(Problem requirements): Could you print every record below exactly as it appears?

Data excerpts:
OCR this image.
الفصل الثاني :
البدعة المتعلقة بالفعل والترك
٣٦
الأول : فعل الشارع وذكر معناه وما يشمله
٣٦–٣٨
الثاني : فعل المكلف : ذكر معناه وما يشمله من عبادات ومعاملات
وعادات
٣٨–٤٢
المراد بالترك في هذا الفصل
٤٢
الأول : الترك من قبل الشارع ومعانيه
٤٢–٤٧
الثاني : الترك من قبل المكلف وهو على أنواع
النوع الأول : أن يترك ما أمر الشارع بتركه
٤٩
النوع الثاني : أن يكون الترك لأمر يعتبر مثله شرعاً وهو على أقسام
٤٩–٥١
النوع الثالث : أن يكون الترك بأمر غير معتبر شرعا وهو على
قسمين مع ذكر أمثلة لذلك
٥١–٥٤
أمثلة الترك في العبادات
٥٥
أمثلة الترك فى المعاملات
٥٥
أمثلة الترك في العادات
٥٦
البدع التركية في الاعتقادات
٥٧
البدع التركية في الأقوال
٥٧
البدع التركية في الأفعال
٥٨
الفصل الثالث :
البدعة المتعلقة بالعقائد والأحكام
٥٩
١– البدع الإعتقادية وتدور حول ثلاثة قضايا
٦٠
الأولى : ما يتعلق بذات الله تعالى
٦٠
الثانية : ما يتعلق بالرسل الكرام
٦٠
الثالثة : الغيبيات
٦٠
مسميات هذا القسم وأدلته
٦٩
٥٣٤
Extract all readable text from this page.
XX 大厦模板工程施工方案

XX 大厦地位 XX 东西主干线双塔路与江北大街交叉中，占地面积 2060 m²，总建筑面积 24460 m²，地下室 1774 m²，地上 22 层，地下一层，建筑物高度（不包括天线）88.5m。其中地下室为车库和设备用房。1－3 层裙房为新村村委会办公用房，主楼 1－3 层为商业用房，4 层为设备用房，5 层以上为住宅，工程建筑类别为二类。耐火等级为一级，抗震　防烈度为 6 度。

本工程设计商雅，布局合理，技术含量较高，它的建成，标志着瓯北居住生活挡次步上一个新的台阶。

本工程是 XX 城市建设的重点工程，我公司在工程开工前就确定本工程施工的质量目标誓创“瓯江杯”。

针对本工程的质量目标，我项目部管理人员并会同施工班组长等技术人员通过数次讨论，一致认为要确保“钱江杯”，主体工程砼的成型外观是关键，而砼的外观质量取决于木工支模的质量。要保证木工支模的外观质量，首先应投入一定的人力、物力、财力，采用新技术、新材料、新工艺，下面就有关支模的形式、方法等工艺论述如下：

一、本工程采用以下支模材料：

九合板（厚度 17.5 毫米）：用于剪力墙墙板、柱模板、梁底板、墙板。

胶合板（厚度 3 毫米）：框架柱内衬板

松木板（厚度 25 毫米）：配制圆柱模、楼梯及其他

(Output of the task):
OCR this image.
الفصل الثاني :
البدعة المتعلقة بالفعل والترك
٣٦
الأول : فعل الشارع وذكر معناه وما يشمله
٣٦–٣٨
الثاني : فعل المكلف : ذكر معناه وما يشمله من عبادات ومعاملات
وعادات
٣٨–٤٢
المراد بالترك في هذا الفصل
٤٢
الأول : الترك من قبل الشارع ومعانيه
٤٢–٤٧
الثاني : الترك من قبل المكلف وهو على أنواع
النوع الأول : أن يترك ما أمر الشارع بتركه
٤٩
النوع الثاني : أن يكون الترك لأمر يعتبر مثله شرعاً وهو على أقسام
٤٩–٥١
النوع الثالث : أن يكون الترك بأمر غير معتبر شرعا وهو على
قسمين مع ذكر أمثلة لذلك
٥١–٥٤
أمثلة الترك في العبادات
٥٥
أمثلة الترك فى المعاملات
٥٥
أمثلة الترك في العادات
٥٦
البدع التركية في الاعتقادات
٥٧
البدع التركية في الأقوال
٥٧
البدع التركية في الأفعال
٥٨
الفصل الثالث :
البدعة المتعلقة بالعقائد والأحكام
٥٩
١– البدع الإعتقادية وتدور حول ثلاثة قضايا
٦٠
الأولى : ما يتعلق بذات الله تعالى
٦٠
الثانية : ما يتعلق بالرسل الكرام
٦٠
الثالثة : الغيبيات
٦٠
مسميات هذا القسم وأدلته
٦٩
٥٣٤
Extract all readable text from this page.
XX 大厦模板工程施工方案

XX 大厦地位 XX 东西主干线双塔路与江北大街交叉中，占地面积 2060 m²，总建筑面积 24460 m²，地下室 1774 m²，地上 22 层，地下一层，建筑物高度（不包括天线）88.5m。其中地下室为车库和设备用房。1－3 层裙房为新村村委会办公用房，主楼 1－3 层为商业用房，4 层为设备用房，5 层以上为住宅，工程建筑类别为二类。耐火等级为一级，抗震　防烈度为 6 度。

本工程设计商雅，布局合理，技术含量较高，它的建成，标志着瓯北居住生活挡次步上一个新的台阶。

本工程是 XX 城市建设的重点工程，我公司在工程开工前就确定本工程施工的质量目标誓创“瓯江杯”。

针对本工程的质量目标，我项目部管理人员并会同施工班组长等技术人员通过数次讨论，一致认为要确保“钱江杯”，主体工程砼的成型外观是关键，而砼的外观质量取决于木工支模的质量。要保证木工支模的外观质量，首先应投入一定的人力、物力、财力，采用新技术、新材料、新工艺，下面就有关支模的形式、方法等工艺论述如下：

一、本工程采用以下支模材料：

九合板（厚度 17.5 毫米）：用于剪力墙墙板、柱模板、梁底板、墙板。

胶合板（厚度 3 毫米）：框架柱内衬板

松木板（厚度 25 毫米）：配制圆柱模、楼梯及其他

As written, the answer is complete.